:: Problem statement ::
Looking at the listing, state how many of its lines contain the string "this". Write only the number.

A run of records

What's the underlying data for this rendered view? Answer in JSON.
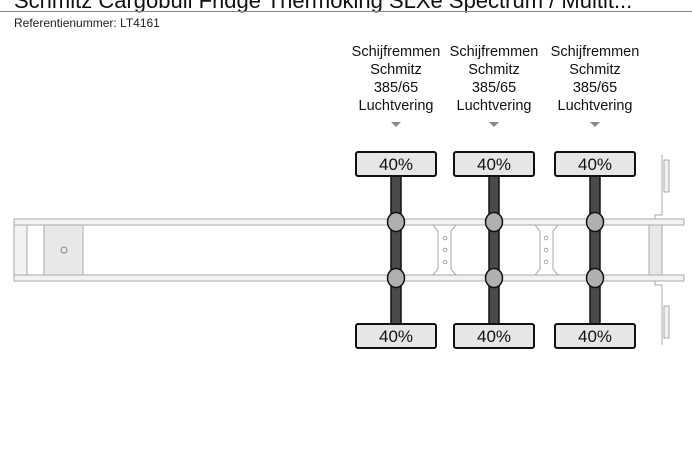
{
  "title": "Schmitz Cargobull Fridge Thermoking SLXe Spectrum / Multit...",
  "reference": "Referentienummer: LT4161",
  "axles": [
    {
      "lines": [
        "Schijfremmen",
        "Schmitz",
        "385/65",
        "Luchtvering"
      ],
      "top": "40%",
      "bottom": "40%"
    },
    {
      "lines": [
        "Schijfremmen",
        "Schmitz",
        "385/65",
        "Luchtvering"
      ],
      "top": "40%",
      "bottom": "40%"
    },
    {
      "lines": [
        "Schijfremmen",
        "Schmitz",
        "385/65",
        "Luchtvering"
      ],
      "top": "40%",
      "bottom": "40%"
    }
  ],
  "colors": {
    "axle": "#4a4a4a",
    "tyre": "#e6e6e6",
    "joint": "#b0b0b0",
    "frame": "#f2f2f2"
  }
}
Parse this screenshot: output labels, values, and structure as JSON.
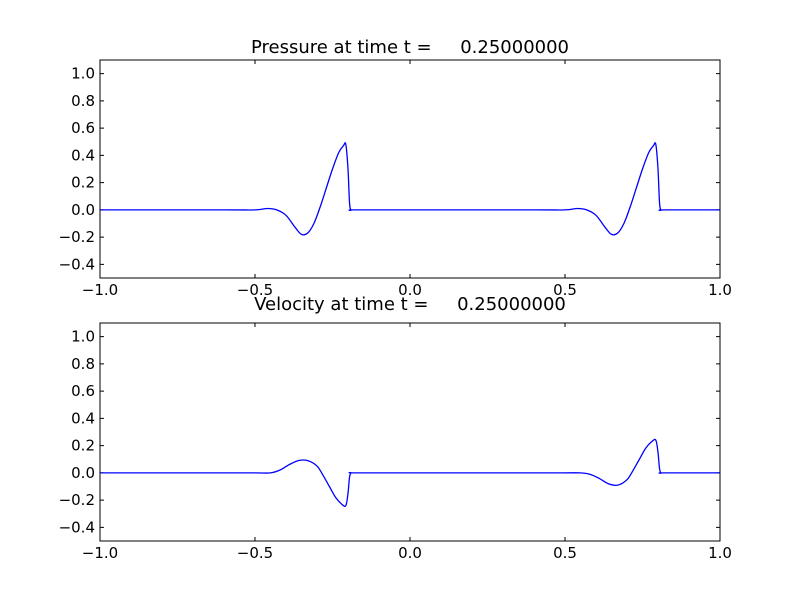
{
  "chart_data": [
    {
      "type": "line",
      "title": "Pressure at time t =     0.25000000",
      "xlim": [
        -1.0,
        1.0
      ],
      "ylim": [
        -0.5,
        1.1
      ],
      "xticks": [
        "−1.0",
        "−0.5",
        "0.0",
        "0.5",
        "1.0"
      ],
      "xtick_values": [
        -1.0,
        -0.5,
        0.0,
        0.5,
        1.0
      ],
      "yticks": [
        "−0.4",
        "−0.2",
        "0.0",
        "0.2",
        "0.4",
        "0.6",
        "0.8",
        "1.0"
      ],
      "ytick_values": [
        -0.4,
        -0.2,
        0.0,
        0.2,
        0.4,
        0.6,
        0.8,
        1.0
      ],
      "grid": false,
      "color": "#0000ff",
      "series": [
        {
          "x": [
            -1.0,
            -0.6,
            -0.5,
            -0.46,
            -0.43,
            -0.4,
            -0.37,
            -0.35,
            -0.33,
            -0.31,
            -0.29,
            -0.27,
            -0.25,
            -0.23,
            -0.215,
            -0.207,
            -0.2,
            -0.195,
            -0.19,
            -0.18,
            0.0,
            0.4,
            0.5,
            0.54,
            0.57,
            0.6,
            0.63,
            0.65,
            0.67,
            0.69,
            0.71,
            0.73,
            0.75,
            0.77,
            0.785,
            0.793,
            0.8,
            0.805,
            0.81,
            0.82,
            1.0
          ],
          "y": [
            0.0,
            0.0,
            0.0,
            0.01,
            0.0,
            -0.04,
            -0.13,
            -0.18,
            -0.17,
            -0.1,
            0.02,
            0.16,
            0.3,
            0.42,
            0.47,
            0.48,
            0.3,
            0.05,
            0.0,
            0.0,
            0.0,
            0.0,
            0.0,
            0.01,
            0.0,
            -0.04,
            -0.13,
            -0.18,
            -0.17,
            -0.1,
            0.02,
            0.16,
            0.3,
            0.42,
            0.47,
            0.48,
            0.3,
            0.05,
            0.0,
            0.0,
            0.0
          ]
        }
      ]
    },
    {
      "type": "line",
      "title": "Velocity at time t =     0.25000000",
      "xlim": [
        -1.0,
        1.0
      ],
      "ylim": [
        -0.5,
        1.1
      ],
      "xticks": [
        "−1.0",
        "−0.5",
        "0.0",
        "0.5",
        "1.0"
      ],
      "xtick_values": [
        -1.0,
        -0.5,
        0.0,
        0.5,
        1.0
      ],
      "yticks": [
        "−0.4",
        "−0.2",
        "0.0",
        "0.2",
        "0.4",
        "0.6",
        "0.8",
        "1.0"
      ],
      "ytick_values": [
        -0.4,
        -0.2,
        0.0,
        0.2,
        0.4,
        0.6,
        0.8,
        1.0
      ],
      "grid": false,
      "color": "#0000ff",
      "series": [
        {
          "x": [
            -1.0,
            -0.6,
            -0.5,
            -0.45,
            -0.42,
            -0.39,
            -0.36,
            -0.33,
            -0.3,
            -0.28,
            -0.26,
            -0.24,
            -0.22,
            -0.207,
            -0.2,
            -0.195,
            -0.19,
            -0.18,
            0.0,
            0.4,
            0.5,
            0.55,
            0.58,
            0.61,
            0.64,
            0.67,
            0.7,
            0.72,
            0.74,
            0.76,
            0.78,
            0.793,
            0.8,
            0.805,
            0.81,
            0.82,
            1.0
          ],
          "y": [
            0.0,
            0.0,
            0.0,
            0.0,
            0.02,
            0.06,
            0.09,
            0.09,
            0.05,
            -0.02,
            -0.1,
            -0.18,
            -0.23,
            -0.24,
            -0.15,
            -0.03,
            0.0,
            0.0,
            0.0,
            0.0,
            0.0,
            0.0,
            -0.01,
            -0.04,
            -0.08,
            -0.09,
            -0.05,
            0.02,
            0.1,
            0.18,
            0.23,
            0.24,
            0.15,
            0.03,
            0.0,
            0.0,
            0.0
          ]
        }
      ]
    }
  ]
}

:: Exercise answer ::
2